**EXERCISE DETAILS**
Reproduce every record below exactly as written, but leave out any pictures.

**DATASET EXTRACT**
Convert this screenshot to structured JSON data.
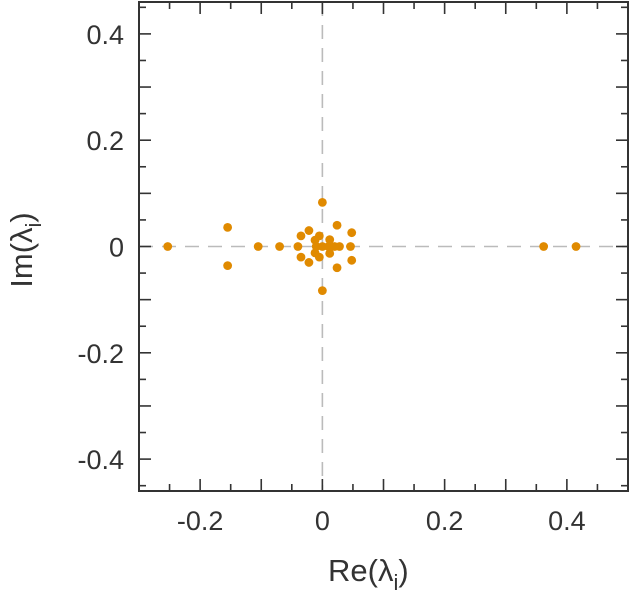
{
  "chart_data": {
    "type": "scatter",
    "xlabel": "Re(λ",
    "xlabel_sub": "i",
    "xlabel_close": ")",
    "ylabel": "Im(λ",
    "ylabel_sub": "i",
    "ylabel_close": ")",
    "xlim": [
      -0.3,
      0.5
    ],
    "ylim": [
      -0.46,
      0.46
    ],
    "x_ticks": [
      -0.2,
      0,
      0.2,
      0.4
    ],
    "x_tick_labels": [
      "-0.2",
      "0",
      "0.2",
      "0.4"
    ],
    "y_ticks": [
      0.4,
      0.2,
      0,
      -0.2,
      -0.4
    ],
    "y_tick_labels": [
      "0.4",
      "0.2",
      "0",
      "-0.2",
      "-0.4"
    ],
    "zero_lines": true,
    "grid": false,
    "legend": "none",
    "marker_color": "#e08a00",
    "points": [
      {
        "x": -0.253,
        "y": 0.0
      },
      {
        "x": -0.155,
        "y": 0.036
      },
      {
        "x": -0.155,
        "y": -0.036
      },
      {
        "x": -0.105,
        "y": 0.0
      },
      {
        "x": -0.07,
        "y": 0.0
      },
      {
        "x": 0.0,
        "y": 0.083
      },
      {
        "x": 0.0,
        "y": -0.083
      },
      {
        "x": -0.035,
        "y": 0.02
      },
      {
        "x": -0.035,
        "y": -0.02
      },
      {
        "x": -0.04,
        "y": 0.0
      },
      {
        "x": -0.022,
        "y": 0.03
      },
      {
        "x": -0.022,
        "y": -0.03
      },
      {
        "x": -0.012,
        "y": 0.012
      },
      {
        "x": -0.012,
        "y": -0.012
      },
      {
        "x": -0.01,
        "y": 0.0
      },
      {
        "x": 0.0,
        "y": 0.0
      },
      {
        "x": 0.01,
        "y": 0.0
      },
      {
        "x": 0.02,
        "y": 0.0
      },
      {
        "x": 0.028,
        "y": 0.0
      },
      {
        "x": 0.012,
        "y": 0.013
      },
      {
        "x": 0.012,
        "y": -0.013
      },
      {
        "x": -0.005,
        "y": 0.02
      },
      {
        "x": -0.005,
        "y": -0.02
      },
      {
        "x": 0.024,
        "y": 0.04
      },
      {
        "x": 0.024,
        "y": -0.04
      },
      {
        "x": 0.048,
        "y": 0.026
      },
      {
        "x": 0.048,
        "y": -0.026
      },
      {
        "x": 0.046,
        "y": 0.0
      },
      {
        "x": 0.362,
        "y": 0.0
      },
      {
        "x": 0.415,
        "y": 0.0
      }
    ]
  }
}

**ANSWER TO THIS EXERCISE**
Convert this screenshot to structured JSON data.
{
  "chart_data": {
    "type": "scatter",
    "xlabel": "Re(λ",
    "xlabel_sub": "i",
    "xlabel_close": ")",
    "ylabel": "Im(λ",
    "ylabel_sub": "i",
    "ylabel_close": ")",
    "xlim": [
      -0.3,
      0.5
    ],
    "ylim": [
      -0.46,
      0.46
    ],
    "x_ticks": [
      -0.2,
      0,
      0.2,
      0.4
    ],
    "x_tick_labels": [
      "-0.2",
      "0",
      "0.2",
      "0.4"
    ],
    "y_ticks": [
      0.4,
      0.2,
      0,
      -0.2,
      -0.4
    ],
    "y_tick_labels": [
      "0.4",
      "0.2",
      "0",
      "-0.2",
      "-0.4"
    ],
    "zero_lines": true,
    "grid": false,
    "legend": "none",
    "marker_color": "#e08a00",
    "points": [
      {
        "x": -0.253,
        "y": 0.0
      },
      {
        "x": -0.155,
        "y": 0.036
      },
      {
        "x": -0.155,
        "y": -0.036
      },
      {
        "x": -0.105,
        "y": 0.0
      },
      {
        "x": -0.07,
        "y": 0.0
      },
      {
        "x": 0.0,
        "y": 0.083
      },
      {
        "x": 0.0,
        "y": -0.083
      },
      {
        "x": -0.035,
        "y": 0.02
      },
      {
        "x": -0.035,
        "y": -0.02
      },
      {
        "x": -0.04,
        "y": 0.0
      },
      {
        "x": -0.022,
        "y": 0.03
      },
      {
        "x": -0.022,
        "y": -0.03
      },
      {
        "x": -0.012,
        "y": 0.012
      },
      {
        "x": -0.012,
        "y": -0.012
      },
      {
        "x": -0.01,
        "y": 0.0
      },
      {
        "x": 0.0,
        "y": 0.0
      },
      {
        "x": 0.01,
        "y": 0.0
      },
      {
        "x": 0.02,
        "y": 0.0
      },
      {
        "x": 0.028,
        "y": 0.0
      },
      {
        "x": 0.012,
        "y": 0.013
      },
      {
        "x": 0.012,
        "y": -0.013
      },
      {
        "x": -0.005,
        "y": 0.02
      },
      {
        "x": -0.005,
        "y": -0.02
      },
      {
        "x": 0.024,
        "y": 0.04
      },
      {
        "x": 0.024,
        "y": -0.04
      },
      {
        "x": 0.048,
        "y": 0.026
      },
      {
        "x": 0.048,
        "y": -0.026
      },
      {
        "x": 0.046,
        "y": 0.0
      },
      {
        "x": 0.362,
        "y": 0.0
      },
      {
        "x": 0.415,
        "y": 0.0
      }
    ]
  }
}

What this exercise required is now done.